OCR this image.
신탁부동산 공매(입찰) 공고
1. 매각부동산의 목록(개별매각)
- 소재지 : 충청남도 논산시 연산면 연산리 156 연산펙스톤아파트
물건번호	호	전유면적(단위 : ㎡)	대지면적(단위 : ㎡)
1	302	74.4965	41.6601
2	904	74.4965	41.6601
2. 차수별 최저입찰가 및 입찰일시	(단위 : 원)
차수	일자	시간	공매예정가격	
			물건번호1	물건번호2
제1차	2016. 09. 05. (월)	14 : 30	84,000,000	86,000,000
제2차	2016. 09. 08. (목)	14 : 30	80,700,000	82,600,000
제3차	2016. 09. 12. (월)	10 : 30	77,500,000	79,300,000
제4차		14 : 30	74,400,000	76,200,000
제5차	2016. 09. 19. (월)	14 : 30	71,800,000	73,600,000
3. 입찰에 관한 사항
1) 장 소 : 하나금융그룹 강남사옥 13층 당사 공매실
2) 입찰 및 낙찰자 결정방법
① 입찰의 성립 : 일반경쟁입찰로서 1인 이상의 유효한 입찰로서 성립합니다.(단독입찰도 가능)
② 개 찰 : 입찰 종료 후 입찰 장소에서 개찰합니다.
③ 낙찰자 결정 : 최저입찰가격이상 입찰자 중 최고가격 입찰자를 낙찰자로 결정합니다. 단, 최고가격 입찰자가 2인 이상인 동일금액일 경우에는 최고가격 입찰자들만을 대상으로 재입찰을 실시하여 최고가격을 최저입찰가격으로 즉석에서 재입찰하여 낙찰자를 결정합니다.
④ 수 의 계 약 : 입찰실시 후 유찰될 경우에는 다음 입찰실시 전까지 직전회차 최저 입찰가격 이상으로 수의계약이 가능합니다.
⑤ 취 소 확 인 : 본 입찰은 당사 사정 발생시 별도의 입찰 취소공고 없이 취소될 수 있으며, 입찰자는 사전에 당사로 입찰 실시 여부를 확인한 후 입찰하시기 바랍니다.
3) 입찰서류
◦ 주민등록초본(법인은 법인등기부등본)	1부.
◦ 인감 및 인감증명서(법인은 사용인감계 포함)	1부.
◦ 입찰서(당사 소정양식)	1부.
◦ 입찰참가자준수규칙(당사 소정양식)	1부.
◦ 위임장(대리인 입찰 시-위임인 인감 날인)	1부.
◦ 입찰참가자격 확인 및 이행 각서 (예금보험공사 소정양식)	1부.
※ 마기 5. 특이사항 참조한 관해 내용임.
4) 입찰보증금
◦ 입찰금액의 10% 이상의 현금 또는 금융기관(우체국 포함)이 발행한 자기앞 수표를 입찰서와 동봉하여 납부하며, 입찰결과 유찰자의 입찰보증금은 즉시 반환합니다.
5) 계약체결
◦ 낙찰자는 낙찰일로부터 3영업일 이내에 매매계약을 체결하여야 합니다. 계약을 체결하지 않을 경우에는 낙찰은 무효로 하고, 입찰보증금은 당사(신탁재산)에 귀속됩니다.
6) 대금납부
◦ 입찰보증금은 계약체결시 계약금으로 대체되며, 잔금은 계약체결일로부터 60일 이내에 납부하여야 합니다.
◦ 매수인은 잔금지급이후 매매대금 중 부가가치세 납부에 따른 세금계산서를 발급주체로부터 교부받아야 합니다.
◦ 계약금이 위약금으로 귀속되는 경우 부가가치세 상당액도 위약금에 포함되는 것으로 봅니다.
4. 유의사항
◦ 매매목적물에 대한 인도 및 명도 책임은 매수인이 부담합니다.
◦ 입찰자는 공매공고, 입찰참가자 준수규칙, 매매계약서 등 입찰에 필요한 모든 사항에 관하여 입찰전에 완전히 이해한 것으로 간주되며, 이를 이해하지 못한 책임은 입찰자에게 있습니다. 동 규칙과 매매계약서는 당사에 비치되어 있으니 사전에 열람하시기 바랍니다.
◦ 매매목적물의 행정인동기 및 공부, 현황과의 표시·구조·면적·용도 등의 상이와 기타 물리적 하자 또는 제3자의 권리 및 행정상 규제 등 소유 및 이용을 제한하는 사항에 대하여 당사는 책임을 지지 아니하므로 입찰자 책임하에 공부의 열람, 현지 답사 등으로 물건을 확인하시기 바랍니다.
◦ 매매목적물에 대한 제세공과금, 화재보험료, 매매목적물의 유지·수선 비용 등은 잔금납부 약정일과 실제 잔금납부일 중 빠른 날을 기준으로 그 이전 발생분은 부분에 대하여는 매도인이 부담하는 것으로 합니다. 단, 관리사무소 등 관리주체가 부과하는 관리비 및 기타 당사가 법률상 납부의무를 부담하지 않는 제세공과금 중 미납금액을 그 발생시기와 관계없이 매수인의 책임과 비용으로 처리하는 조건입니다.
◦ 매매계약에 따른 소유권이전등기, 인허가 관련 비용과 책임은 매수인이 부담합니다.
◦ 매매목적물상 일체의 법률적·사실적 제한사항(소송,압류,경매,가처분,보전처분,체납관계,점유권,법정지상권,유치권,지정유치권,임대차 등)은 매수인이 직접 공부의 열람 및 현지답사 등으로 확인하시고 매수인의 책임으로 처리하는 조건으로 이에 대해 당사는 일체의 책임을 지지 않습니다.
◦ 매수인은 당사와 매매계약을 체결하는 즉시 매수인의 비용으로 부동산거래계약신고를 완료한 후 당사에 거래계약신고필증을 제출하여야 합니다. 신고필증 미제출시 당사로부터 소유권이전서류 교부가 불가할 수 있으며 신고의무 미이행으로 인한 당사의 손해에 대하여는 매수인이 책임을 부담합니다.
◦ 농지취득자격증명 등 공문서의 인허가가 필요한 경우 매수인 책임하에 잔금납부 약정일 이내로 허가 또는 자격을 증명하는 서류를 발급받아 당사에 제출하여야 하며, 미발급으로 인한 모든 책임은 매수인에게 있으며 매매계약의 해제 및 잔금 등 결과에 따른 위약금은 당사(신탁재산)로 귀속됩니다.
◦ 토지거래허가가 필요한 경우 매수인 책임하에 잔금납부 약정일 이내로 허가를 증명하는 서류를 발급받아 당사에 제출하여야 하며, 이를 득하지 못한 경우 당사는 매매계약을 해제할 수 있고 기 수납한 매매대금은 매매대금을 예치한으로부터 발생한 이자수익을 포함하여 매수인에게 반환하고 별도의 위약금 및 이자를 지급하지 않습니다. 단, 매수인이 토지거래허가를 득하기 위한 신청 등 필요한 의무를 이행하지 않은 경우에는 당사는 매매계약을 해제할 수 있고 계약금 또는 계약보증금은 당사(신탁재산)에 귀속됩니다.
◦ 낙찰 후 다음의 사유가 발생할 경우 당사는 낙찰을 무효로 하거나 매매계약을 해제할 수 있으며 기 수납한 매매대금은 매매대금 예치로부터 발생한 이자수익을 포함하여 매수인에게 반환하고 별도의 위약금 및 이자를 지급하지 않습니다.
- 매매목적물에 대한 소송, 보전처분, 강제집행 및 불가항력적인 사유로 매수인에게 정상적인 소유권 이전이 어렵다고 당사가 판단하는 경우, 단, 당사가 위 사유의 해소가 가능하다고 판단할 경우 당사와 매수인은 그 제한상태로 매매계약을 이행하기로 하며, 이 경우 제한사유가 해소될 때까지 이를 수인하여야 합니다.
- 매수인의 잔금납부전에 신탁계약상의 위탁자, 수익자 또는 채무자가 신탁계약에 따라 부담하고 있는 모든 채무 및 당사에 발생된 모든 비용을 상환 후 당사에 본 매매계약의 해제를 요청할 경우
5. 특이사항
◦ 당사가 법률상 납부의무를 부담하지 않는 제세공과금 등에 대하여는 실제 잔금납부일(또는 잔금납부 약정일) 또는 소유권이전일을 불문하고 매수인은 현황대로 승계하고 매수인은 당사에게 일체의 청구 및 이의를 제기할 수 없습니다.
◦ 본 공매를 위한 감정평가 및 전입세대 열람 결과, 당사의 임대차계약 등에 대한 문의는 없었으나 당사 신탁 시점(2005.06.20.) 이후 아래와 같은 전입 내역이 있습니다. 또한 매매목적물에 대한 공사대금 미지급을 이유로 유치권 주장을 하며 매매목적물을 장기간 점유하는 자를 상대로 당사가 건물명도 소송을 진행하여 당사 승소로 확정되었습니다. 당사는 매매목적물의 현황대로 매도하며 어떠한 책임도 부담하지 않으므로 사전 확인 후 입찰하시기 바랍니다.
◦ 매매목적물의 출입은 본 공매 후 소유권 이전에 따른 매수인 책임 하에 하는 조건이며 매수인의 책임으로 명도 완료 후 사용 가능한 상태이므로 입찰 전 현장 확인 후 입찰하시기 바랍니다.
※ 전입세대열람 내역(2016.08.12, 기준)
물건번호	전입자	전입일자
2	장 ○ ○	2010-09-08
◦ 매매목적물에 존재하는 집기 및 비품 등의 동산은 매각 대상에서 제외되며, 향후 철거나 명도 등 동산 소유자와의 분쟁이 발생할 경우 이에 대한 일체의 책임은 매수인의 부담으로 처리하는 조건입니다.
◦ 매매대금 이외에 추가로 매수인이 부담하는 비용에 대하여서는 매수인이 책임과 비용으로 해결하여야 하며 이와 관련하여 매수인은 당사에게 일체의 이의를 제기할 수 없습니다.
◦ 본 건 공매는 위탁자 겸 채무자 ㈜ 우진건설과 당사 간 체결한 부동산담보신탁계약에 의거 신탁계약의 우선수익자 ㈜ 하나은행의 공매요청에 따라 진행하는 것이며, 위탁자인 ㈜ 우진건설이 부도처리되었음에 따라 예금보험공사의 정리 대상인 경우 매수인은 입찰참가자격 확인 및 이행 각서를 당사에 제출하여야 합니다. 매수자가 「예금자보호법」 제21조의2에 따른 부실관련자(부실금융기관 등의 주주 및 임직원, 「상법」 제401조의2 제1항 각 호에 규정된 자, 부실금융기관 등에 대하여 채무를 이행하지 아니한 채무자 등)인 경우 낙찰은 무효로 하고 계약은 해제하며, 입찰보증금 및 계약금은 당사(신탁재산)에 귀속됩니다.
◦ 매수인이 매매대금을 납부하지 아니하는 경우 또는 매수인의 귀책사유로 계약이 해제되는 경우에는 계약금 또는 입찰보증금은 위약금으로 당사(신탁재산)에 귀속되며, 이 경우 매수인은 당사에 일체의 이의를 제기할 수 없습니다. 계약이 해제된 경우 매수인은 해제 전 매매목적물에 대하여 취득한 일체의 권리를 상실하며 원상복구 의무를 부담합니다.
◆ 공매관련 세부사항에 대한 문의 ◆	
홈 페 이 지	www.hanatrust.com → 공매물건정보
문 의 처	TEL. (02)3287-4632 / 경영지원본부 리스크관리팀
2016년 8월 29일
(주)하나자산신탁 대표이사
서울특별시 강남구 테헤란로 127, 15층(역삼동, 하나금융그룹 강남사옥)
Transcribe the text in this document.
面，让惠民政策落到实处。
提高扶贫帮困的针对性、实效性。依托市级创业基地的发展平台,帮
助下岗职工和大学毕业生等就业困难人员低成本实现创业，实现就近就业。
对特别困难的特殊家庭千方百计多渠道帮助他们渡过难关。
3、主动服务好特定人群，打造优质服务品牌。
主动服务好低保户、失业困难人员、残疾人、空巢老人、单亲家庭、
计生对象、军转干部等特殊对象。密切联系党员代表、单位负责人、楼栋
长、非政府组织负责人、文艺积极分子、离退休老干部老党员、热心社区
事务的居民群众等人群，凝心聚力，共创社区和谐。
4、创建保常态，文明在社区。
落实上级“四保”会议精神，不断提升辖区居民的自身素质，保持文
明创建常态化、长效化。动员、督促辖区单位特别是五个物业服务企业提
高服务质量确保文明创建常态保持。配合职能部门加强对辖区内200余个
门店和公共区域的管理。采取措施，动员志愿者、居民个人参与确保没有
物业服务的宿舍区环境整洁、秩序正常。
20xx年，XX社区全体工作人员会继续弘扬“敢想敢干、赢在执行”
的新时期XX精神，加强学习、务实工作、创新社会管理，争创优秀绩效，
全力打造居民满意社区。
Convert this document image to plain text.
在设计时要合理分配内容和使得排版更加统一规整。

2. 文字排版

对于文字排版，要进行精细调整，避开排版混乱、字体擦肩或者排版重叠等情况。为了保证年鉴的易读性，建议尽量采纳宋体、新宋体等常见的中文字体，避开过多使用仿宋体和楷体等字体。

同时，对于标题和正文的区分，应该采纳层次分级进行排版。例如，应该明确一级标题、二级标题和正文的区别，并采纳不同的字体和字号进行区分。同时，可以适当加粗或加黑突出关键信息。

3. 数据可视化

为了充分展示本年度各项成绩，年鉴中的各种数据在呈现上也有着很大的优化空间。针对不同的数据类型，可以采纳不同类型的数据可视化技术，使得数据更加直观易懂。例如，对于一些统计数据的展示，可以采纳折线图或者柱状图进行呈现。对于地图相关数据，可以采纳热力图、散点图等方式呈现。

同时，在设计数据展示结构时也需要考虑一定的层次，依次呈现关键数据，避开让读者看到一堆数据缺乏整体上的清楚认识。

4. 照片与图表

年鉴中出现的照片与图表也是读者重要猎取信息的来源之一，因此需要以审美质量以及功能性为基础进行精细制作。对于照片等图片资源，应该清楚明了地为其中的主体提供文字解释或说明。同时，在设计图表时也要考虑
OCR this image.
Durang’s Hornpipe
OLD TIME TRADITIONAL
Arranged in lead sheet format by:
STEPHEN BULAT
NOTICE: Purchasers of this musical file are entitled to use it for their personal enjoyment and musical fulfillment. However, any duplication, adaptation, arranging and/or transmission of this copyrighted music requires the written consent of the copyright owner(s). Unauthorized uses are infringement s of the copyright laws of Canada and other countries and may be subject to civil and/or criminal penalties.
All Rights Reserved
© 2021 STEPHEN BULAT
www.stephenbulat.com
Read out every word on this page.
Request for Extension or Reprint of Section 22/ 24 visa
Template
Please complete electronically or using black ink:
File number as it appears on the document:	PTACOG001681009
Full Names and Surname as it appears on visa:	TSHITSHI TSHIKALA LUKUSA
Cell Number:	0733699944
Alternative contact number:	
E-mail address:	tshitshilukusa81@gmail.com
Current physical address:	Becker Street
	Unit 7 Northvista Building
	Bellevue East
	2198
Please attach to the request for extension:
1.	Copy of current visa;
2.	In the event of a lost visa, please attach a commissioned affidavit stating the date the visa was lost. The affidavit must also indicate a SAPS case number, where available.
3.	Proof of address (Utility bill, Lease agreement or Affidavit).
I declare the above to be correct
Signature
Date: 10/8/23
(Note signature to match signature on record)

▶ [WHAT NEEDS TO BE DONE]:
Scan the entries above for the word "부가가치세" and collect each line holding it.

▶ [ANSWER TO THIS EXERCISE]:
◦ 매수인은 잔금지급이후 매매대금 중 부가가치세 납부에 따른 세금계산서를 발급주체로부터 교부받아야 합니다.
◦ 계약금이 위약금으로 귀속되는 경우 부가가치세 상당액도 위약금에 포함되는 것으로 봅니다.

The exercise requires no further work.